PROBLEM REQUIREMENTS
Copy out each line in the material below that has the word "diminuer".

DATA PROVIDED

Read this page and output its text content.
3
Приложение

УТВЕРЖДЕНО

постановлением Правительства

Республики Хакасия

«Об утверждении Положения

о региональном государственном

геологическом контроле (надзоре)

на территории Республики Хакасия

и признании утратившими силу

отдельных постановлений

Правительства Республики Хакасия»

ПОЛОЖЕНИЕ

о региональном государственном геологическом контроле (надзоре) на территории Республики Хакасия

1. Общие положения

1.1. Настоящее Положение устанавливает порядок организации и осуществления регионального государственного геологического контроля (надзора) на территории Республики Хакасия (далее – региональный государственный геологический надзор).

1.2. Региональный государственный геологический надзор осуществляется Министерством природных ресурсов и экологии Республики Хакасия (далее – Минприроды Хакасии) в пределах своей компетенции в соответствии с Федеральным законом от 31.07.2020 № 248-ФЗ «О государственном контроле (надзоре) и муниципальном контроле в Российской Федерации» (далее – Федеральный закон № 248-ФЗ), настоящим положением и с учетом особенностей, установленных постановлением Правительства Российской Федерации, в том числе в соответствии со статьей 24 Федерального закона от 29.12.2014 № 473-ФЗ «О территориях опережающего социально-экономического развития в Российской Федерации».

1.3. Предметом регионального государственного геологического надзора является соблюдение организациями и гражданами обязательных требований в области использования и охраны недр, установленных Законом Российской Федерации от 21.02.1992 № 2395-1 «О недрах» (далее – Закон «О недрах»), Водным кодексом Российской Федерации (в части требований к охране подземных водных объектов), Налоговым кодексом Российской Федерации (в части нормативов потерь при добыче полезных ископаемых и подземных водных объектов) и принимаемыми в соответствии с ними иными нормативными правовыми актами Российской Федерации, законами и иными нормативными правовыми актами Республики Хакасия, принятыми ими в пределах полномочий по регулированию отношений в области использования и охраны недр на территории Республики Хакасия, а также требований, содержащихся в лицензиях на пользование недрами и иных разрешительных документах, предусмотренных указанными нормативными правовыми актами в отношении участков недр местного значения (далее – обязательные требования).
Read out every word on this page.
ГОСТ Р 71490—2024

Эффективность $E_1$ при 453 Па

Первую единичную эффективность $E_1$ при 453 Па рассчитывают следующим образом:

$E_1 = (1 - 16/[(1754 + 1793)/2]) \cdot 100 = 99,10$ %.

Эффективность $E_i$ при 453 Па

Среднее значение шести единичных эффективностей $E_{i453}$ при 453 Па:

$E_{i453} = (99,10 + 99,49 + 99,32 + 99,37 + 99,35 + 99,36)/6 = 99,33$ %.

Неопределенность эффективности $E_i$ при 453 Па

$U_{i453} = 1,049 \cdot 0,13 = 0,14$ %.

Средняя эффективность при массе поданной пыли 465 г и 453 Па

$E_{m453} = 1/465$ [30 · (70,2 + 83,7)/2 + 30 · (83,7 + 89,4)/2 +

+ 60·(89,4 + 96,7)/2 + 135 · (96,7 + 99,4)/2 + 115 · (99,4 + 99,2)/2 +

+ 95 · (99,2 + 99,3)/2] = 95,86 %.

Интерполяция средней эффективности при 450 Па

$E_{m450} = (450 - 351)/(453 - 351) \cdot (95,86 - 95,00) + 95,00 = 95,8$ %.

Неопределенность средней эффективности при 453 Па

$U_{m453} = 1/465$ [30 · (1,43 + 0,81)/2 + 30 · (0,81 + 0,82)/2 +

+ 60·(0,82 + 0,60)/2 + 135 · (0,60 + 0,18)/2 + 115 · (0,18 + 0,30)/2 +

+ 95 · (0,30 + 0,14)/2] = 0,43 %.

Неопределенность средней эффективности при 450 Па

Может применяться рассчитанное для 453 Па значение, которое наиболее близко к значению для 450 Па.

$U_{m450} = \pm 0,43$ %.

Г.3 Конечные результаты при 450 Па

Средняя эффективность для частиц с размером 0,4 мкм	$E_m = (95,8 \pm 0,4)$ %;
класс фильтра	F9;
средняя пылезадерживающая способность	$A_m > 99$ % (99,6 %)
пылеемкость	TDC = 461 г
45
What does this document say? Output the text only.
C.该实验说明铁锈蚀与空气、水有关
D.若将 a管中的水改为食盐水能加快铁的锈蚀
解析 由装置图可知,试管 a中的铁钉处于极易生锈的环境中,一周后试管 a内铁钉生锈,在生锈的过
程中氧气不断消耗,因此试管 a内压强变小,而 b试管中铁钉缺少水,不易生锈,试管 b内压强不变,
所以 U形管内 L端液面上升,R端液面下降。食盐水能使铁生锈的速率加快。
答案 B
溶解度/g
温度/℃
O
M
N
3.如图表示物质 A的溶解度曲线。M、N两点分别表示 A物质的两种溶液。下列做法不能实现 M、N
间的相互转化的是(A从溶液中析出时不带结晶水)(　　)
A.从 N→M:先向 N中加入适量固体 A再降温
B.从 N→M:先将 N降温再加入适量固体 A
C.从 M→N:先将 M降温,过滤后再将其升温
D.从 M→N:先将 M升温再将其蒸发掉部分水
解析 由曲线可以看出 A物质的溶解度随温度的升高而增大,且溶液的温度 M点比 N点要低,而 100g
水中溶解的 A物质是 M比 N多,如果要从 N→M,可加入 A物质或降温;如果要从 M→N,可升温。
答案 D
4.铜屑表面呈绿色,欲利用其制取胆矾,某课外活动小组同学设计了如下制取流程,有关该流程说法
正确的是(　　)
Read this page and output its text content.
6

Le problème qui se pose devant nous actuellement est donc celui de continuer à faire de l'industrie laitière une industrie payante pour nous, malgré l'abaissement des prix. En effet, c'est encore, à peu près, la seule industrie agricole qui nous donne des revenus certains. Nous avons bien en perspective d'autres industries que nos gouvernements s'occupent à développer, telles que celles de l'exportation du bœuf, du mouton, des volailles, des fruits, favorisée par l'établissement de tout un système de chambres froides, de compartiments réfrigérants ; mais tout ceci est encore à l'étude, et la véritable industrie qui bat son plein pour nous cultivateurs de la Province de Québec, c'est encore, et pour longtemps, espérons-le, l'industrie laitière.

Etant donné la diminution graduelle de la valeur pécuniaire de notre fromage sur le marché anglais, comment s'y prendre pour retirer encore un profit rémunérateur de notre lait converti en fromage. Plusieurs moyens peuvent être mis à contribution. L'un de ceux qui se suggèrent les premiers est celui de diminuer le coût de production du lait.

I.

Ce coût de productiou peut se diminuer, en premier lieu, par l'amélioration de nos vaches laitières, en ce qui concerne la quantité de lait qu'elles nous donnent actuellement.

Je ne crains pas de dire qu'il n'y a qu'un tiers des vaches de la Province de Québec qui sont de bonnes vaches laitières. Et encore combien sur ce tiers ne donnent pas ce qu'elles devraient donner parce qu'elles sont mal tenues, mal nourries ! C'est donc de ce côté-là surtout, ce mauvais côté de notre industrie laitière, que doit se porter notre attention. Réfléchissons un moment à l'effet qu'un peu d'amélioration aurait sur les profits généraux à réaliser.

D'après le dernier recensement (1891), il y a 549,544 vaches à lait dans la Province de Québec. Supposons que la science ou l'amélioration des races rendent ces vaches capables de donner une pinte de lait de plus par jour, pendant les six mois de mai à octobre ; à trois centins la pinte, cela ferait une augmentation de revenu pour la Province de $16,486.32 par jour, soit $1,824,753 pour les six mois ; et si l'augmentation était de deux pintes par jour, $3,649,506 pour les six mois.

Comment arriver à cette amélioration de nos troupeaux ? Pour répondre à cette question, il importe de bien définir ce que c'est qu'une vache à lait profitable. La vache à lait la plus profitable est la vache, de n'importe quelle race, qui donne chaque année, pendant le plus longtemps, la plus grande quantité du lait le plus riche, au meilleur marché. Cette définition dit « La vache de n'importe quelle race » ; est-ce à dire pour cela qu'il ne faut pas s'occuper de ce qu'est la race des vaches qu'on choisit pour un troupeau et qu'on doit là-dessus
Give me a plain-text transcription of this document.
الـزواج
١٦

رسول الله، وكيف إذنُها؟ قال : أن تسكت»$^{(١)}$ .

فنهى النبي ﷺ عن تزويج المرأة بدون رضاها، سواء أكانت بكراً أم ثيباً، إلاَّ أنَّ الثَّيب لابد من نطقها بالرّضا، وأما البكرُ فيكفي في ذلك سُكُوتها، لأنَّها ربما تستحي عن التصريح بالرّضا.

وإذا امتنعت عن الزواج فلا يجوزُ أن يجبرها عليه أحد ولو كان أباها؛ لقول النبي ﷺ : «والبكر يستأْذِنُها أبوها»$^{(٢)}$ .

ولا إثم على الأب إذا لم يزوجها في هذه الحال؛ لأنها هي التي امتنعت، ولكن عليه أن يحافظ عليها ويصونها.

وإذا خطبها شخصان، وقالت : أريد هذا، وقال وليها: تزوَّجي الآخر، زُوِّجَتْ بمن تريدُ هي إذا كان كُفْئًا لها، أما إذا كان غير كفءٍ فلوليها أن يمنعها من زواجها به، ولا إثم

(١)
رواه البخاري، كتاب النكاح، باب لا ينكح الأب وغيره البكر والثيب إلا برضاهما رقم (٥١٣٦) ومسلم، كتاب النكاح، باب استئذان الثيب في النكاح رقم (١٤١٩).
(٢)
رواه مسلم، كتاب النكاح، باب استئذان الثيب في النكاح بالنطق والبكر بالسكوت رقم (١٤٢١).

WRITTEN RESPONSE
Etant donné la diminution graduelle de la valeur pécuniaire de notre fromage sur le marché anglais, comment s'y prendre pour retirer encore un profit rémunérateur de notre lait converti en fromage. Plusieurs moyens peuvent être mis à contribution. L'un de ceux qui se suggèrent les premiers est celui de diminuer le coût de production du lait.
Ce coût de productiou peut se diminuer, en premier lieu, par l'amélioration de nos vaches laitières, en ce qui concerne la quantité de lait qu'elles nous donnent actuellement.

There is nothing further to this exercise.